Each line below must be set down exactly; omit any image you find.

-- BEGIN --

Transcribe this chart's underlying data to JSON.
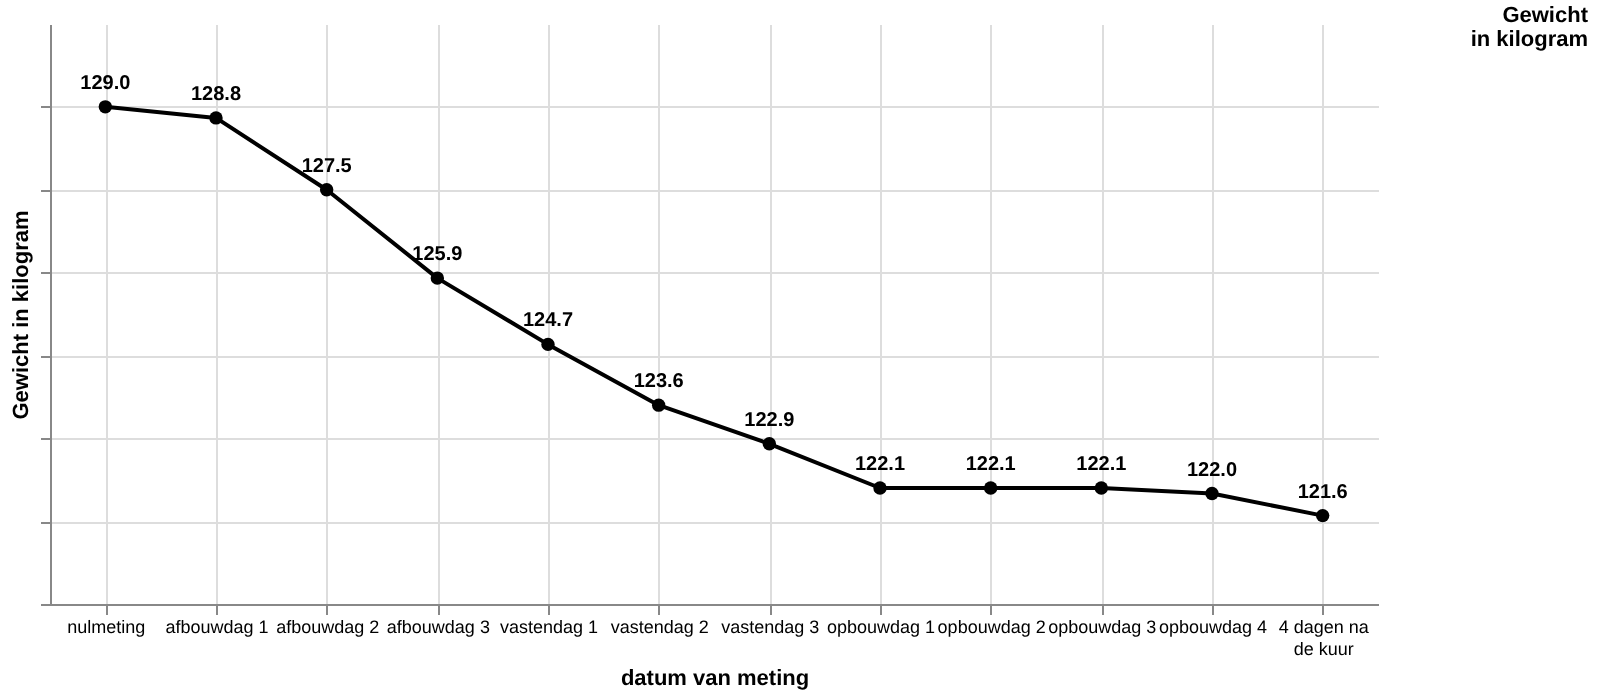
{
  "chart_data": {
    "type": "line",
    "xlabel": "datum van meting",
    "ylabel": "Gewicht in kilogram",
    "annotations": [
      "Gewicht\nin kilogram"
    ],
    "categories": [
      "nulmeting",
      "afbouwdag 1",
      "afbouwdag 2",
      "afbouwdag 3",
      "vastendag 1",
      "vastendag 2",
      "vastendag 3",
      "opbouwdag 1",
      "opbouwdag 2",
      "opbouwdag 3",
      "opbouwdag 4",
      "4 dagen na de kuur"
    ],
    "series": [
      {
        "color": "#000000",
        "values": [
          129.0,
          128.8,
          127.5,
          125.9,
          124.7,
          123.6,
          122.9,
          122.1,
          122.1,
          122.1,
          122.0,
          121.6
        ],
        "value_labels": [
          "129.0",
          "128.8",
          "127.5",
          "125.9",
          "124.7",
          "123.6",
          "122.9",
          "122.1",
          "122.1",
          "122.1",
          "122.0",
          "121.6"
        ]
      }
    ],
    "ylim": [
      120,
      130.5
    ],
    "yticks": [
      {
        "value": 120,
        "label": null
      },
      {
        "value": 121.5,
        "label": null
      },
      {
        "value": 123,
        "label": null
      },
      {
        "value": 124.5,
        "label": null
      },
      {
        "value": 126,
        "label": null
      },
      {
        "value": 127.5,
        "label": null
      },
      {
        "value": 129,
        "label": null
      }
    ],
    "tick_labels": "x",
    "grid": true,
    "marker": "circle",
    "line_style": "solid"
  }
}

-- END --

**Written response**:
Transcribe this chart's underlying data to JSON.
{
  "chart_data": {
    "type": "line",
    "xlabel": "datum van meting",
    "ylabel": "Gewicht in kilogram",
    "annotations": [
      "Gewicht\nin kilogram"
    ],
    "categories": [
      "nulmeting",
      "afbouwdag 1",
      "afbouwdag 2",
      "afbouwdag 3",
      "vastendag 1",
      "vastendag 2",
      "vastendag 3",
      "opbouwdag 1",
      "opbouwdag 2",
      "opbouwdag 3",
      "opbouwdag 4",
      "4 dagen na de kuur"
    ],
    "series": [
      {
        "color": "#000000",
        "values": [
          129.0,
          128.8,
          127.5,
          125.9,
          124.7,
          123.6,
          122.9,
          122.1,
          122.1,
          122.1,
          122.0,
          121.6
        ],
        "value_labels": [
          "129.0",
          "128.8",
          "127.5",
          "125.9",
          "124.7",
          "123.6",
          "122.9",
          "122.1",
          "122.1",
          "122.1",
          "122.0",
          "121.6"
        ]
      }
    ],
    "ylim": [
      120,
      130.5
    ],
    "yticks": [
      {
        "value": 120,
        "label": null
      },
      {
        "value": 121.5,
        "label": null
      },
      {
        "value": 123,
        "label": null
      },
      {
        "value": 124.5,
        "label": null
      },
      {
        "value": 126,
        "label": null
      },
      {
        "value": 127.5,
        "label": null
      },
      {
        "value": 129,
        "label": null
      }
    ],
    "tick_labels": "x",
    "grid": true,
    "marker": "circle",
    "line_style": "solid"
  }
}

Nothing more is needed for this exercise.